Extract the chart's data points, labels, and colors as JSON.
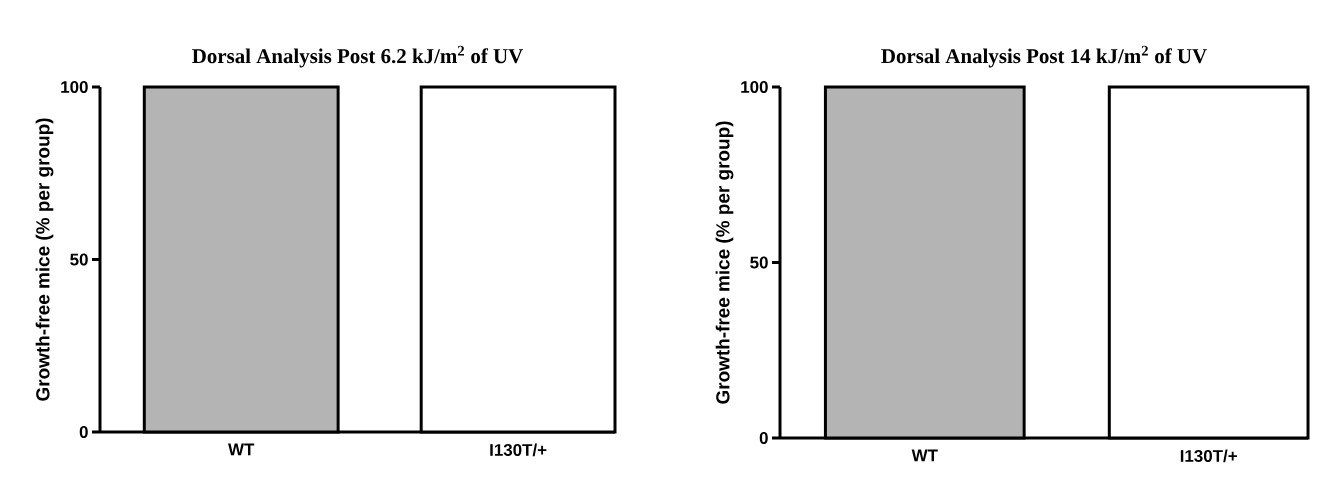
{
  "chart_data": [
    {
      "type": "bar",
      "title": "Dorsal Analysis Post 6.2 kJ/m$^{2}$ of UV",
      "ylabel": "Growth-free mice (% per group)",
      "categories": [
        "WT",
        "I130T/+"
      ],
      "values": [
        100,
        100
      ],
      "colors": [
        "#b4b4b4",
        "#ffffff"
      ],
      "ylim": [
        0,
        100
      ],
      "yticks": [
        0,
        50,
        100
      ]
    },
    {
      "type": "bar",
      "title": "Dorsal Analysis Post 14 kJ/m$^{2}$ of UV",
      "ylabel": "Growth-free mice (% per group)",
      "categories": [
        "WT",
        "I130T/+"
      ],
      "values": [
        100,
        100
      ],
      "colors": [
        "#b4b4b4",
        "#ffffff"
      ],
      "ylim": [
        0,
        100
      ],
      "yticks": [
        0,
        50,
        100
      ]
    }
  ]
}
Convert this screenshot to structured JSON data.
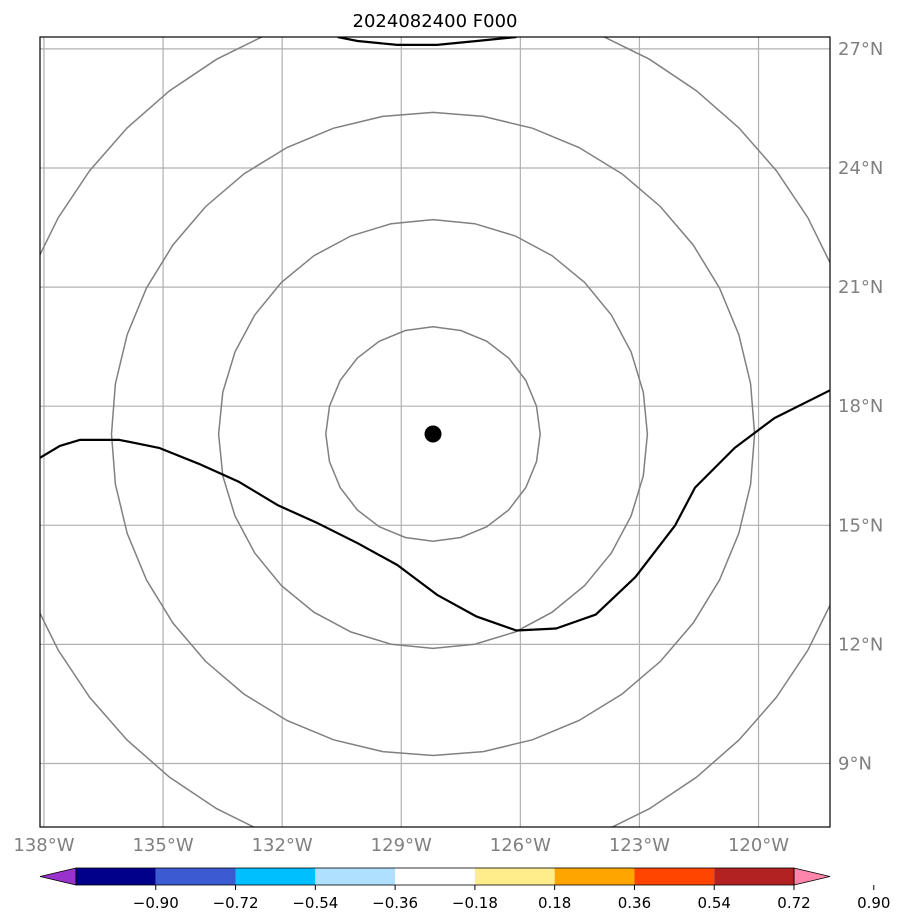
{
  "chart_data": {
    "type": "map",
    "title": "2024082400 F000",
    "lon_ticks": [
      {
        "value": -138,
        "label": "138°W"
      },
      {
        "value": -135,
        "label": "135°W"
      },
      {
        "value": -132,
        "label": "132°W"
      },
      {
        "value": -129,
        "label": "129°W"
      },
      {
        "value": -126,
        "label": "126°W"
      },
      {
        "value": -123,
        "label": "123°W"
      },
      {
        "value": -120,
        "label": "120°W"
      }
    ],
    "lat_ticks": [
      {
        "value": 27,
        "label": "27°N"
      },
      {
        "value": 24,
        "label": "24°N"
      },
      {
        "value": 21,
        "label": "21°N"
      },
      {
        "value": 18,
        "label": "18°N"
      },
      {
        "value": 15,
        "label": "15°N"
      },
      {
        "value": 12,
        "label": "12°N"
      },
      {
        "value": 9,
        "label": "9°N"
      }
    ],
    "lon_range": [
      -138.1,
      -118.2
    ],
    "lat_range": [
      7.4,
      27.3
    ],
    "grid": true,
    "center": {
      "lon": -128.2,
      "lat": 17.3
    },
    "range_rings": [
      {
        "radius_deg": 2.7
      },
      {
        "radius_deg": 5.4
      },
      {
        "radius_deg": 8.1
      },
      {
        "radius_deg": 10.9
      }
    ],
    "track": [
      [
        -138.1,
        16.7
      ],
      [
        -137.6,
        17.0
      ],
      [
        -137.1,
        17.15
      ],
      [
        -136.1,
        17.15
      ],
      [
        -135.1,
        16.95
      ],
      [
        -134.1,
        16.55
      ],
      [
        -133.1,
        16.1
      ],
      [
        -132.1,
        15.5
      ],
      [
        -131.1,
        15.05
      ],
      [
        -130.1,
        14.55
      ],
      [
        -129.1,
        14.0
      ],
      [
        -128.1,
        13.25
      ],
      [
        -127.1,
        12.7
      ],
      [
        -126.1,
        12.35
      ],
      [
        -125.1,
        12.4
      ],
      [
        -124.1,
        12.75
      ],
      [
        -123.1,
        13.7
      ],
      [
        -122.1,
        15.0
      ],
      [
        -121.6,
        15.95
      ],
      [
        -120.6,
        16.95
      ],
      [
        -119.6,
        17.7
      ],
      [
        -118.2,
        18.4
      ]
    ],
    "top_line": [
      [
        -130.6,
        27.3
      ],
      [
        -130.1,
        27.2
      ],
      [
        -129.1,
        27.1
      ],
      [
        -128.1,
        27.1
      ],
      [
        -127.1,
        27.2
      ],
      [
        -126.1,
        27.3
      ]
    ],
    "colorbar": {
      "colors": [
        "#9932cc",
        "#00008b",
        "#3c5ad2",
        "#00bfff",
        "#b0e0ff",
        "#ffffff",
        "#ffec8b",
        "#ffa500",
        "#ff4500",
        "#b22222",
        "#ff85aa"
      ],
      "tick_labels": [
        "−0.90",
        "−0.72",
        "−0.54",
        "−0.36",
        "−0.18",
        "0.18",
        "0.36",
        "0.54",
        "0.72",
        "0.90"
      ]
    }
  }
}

...

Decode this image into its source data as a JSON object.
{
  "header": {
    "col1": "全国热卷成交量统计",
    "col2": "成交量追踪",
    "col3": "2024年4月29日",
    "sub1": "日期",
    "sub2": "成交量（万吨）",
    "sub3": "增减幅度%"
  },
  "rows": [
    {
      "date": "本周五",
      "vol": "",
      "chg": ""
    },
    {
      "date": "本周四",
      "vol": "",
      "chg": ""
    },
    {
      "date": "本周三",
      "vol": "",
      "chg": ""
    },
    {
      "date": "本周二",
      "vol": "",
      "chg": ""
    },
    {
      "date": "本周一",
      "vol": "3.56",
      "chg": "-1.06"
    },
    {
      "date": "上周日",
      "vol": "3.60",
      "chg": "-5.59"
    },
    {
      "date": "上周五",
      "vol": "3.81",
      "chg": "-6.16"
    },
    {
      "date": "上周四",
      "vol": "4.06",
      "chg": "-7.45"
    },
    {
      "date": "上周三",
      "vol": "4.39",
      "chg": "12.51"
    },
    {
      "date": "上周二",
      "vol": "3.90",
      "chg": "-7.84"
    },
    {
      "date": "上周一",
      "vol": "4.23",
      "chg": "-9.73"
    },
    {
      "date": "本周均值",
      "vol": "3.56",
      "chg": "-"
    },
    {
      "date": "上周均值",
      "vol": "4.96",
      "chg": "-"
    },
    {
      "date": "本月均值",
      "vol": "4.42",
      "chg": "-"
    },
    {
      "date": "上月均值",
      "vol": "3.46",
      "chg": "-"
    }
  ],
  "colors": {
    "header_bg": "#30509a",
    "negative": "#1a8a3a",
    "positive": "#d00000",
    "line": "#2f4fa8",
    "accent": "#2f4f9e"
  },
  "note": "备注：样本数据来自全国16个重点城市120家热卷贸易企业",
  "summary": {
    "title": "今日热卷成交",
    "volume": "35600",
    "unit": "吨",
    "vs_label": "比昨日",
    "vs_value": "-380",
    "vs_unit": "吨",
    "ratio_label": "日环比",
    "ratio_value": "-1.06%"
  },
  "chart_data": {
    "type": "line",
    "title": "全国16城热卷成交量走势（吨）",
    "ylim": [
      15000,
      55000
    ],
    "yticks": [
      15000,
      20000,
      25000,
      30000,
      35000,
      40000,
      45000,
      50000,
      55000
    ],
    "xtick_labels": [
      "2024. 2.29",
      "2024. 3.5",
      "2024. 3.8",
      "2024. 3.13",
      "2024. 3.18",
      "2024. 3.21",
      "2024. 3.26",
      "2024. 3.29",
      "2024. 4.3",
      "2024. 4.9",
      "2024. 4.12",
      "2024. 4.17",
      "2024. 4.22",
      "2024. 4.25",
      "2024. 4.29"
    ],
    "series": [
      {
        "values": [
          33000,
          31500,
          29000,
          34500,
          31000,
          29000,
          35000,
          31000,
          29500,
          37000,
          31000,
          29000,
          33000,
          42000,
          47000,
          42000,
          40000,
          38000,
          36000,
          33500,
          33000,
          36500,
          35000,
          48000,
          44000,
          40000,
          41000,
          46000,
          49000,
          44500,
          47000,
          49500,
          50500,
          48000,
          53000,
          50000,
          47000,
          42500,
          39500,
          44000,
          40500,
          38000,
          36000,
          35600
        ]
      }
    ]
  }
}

---

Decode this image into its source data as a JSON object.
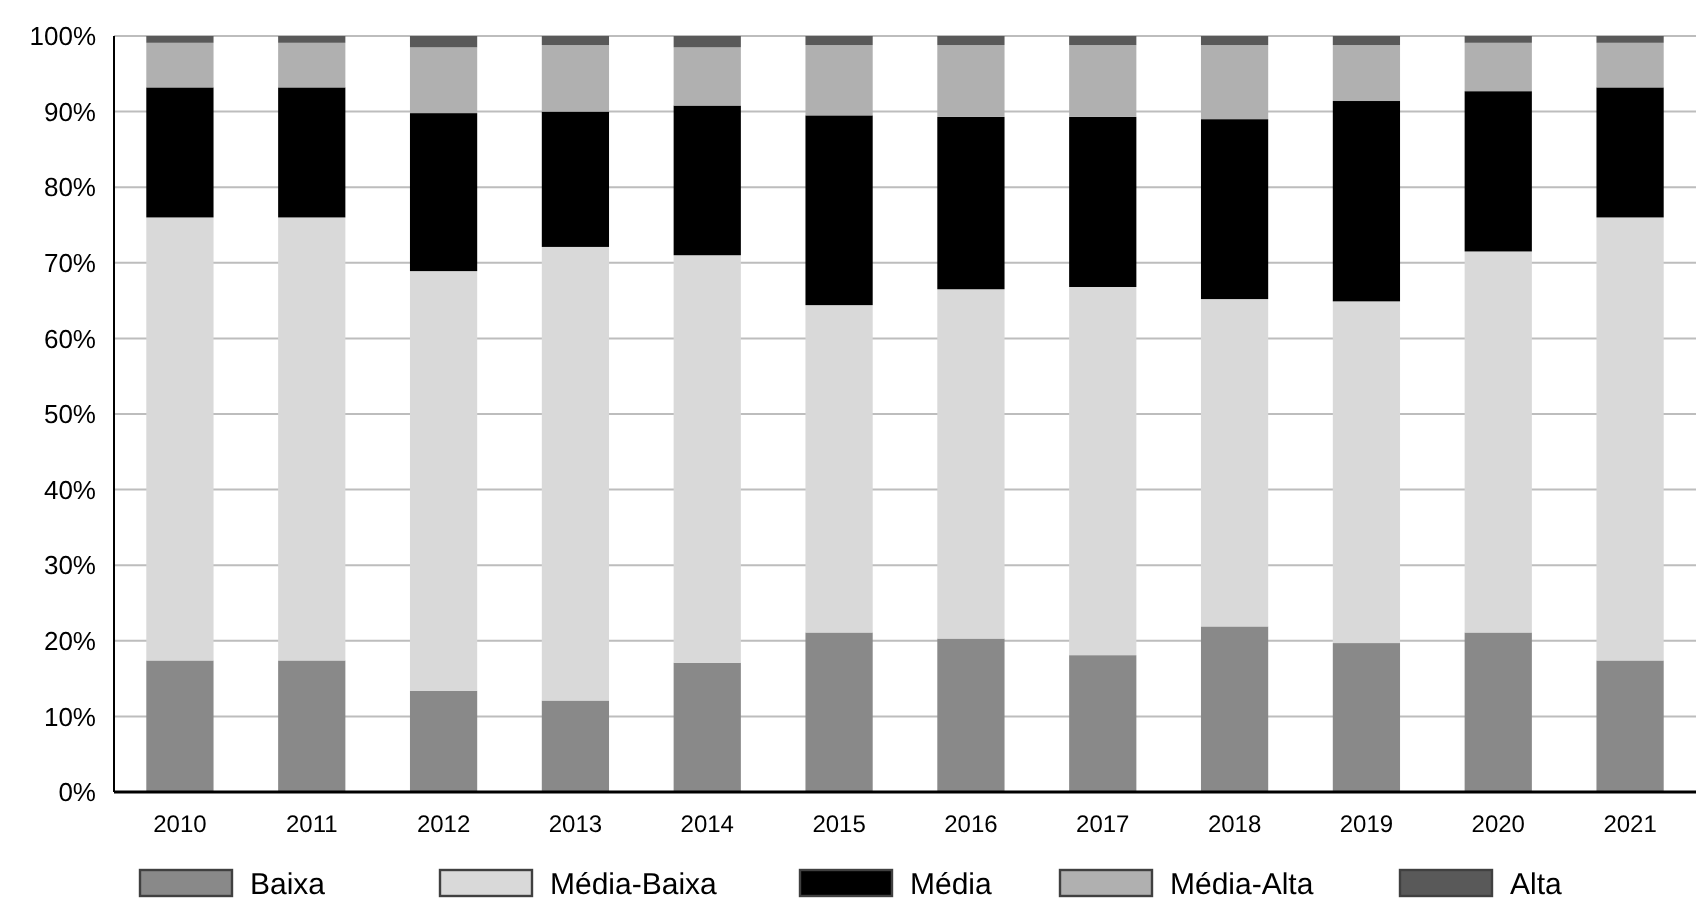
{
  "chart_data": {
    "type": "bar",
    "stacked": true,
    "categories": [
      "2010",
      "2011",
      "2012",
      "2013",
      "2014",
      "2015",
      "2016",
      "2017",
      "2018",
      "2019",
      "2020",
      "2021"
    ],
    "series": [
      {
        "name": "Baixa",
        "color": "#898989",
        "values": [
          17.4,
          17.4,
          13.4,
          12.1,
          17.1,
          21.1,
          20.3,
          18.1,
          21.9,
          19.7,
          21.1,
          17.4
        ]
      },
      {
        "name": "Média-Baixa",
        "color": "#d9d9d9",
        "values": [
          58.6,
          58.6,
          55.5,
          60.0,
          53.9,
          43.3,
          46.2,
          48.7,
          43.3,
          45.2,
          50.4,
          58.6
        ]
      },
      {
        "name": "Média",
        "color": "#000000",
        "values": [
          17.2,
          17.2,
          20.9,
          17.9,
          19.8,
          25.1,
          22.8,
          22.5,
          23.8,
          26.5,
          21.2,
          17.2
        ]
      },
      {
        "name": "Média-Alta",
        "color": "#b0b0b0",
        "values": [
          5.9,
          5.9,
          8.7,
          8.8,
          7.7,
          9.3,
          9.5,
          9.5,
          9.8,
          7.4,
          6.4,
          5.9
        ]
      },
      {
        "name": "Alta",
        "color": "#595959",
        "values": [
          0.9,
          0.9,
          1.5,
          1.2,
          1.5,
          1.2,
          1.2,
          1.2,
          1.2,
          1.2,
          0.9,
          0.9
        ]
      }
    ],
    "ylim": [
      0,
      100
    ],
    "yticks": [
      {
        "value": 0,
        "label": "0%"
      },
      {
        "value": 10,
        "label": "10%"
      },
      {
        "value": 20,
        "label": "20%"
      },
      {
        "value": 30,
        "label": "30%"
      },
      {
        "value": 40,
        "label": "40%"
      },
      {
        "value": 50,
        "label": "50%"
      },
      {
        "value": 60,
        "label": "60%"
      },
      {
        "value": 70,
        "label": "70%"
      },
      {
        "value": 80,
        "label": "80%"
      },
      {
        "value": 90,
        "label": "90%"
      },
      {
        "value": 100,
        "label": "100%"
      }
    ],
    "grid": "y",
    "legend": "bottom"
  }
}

**TASK REQUIREMENTS:** The word "name" may occur in lines of the records. Report how many such lines there are, giving only the number.

**FINAL RESULT:** 5